§ WHAT TO PRODUCE
In the text on MAID and social work below, rewrite the paragraph beginning "Knowledge and understanding of MAID" as a brief bulleted list that keeps its main facts.

§ EXERCISE TEXT

Significance of MAID for Social Work and Social Justice
The social work profession is rooted in a social justice philosophy whereby justice is maintained through equitable distribution and protection of everyone’s human rights and dignity (Canadian Association of Social Workers, n.d.; Morgaine, 2014). In health care, social workers support individuals who are experiencing health-related situations that render them vulnerable to injustices and oppressions, while also striving to meet the broad array of holistic psychosocial care needs (Ashcroft, Van Katwyk, & Hogarth, 2017). Social workers help address individuals’ physical, mental, and social wellbeing to support their overall health (Ashcroft et al., 2017). This requires knowledge of existing services and policies, including MAID, that guide practitioners in how they can facilitate access and inclusion.
Knowledge and understanding of MAID is significant for social workers at every level of practice. Given MAID’s novelty, it is important for social work students to learn about the current political context as it may influence their career goals for facilitating social justice (Weiss-Gal, 2016). For current social work practitioners, it is important for resource counselling. Practitioners must be up to date on health care options in order to facilitate informed decision-making and access (Craig & Muskat, 2013). Lastly, it is important for social workers in academia and policy, as it is their role in interprofessional health care teams to advocate regarding the barriers vulnerable populations experience, and participate in legislative processes to improve end-of-life care (Craig & Muskat, 2013).

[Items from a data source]
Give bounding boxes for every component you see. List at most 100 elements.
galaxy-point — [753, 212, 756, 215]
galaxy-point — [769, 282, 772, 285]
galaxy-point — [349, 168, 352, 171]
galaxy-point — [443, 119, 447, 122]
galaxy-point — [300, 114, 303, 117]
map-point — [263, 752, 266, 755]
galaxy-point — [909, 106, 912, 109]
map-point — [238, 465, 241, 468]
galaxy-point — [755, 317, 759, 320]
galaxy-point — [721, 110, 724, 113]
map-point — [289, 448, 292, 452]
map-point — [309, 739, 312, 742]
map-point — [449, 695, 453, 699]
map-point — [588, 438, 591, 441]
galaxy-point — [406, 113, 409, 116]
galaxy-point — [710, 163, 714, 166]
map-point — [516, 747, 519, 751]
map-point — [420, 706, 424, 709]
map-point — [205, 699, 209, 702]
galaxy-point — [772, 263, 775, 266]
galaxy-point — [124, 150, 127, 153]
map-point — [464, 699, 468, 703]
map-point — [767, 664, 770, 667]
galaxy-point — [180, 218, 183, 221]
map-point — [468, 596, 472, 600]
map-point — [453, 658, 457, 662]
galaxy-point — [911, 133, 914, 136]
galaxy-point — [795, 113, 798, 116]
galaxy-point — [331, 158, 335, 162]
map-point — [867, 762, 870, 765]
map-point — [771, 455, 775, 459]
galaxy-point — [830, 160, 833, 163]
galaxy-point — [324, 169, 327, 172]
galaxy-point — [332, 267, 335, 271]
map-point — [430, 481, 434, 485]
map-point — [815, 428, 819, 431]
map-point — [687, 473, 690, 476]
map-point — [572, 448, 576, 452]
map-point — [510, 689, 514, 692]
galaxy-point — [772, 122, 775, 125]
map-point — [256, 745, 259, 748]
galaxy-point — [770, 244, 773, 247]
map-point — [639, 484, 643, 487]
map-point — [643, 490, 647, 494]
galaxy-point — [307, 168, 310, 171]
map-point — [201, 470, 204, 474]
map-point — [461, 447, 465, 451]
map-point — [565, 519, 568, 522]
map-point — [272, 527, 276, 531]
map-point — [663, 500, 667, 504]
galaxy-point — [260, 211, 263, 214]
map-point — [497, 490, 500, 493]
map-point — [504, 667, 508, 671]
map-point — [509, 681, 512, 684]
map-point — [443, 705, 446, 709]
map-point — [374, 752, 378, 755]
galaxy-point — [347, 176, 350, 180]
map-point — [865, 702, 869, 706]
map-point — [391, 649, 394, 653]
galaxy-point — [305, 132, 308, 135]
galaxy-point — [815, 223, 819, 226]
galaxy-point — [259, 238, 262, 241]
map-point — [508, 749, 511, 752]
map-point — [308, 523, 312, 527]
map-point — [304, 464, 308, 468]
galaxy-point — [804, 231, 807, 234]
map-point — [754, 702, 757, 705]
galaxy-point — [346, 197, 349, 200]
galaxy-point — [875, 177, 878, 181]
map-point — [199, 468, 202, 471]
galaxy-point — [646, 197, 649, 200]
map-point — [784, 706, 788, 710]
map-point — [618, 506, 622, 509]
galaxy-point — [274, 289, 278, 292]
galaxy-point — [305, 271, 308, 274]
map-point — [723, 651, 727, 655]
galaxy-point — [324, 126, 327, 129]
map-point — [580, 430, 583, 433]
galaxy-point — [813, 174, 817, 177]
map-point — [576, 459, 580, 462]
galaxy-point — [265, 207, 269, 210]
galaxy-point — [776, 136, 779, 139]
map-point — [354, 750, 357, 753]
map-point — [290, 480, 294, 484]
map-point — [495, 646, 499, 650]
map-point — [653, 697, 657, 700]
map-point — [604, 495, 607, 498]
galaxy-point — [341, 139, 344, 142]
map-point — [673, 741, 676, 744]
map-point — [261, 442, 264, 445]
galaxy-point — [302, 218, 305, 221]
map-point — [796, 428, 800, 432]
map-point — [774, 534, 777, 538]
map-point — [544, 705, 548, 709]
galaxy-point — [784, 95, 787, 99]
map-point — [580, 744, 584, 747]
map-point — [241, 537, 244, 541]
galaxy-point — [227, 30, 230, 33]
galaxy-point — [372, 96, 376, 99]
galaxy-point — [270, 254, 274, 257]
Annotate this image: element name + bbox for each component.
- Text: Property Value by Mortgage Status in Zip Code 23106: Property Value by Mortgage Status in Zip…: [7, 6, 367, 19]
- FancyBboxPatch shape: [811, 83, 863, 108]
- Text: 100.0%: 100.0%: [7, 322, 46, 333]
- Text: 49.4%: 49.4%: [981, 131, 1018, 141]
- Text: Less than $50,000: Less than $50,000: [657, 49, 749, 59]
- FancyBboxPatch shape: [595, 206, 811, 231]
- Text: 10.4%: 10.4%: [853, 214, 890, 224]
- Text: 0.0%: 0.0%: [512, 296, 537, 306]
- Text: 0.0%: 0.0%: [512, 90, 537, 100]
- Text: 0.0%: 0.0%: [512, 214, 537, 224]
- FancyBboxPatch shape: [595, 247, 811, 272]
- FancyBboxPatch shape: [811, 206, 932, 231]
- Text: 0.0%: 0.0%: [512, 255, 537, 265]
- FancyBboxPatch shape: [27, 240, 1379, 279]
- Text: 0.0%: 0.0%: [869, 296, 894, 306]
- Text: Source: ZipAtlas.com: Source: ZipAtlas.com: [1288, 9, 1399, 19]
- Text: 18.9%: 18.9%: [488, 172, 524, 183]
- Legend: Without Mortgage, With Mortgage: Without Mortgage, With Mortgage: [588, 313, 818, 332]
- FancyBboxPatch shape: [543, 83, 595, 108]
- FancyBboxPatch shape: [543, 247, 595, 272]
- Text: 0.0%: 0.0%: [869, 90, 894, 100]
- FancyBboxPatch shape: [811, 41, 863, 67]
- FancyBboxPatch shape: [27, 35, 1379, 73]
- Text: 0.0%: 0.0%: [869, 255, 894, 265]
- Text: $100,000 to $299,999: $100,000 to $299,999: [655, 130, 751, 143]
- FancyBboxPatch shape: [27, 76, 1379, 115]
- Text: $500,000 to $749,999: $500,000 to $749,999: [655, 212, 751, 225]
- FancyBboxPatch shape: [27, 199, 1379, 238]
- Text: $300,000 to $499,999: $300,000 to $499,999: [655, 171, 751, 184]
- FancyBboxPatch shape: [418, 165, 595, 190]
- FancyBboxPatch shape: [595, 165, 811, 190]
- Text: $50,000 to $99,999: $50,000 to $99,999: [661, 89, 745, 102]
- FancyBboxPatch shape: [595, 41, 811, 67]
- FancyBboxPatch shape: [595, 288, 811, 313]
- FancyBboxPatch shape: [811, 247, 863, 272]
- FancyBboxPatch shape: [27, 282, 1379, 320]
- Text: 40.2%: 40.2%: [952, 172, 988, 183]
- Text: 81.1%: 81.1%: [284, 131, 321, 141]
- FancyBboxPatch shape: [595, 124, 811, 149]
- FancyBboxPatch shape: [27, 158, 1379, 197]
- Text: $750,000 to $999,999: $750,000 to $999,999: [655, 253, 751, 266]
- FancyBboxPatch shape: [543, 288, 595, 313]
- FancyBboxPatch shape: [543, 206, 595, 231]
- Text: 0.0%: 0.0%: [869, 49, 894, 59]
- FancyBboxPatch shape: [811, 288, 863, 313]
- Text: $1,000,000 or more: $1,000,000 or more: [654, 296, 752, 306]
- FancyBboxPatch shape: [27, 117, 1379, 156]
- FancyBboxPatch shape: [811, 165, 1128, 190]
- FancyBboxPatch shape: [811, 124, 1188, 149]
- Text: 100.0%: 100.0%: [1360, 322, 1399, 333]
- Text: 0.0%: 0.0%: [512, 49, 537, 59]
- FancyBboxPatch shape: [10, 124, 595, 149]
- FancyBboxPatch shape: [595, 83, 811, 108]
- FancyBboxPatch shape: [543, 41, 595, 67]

§ OUTPUT OF THE TASK
- Knowledge and understanding of MAID matter for social workers at every level of practice.
- Students: because MAID is new, they should learn the current political context, which may shape their career goals for facilitating social justice.
- Current practitioners: MAID knowledge matters for resource counselling, and they must stay up to date on health care options to support informed decision-making and access.
- Social workers in academia and policy: on interprofessional health care teams, they advocate about the barriers vulnerable populations face and take part in legislative processes to improve end-of-life care.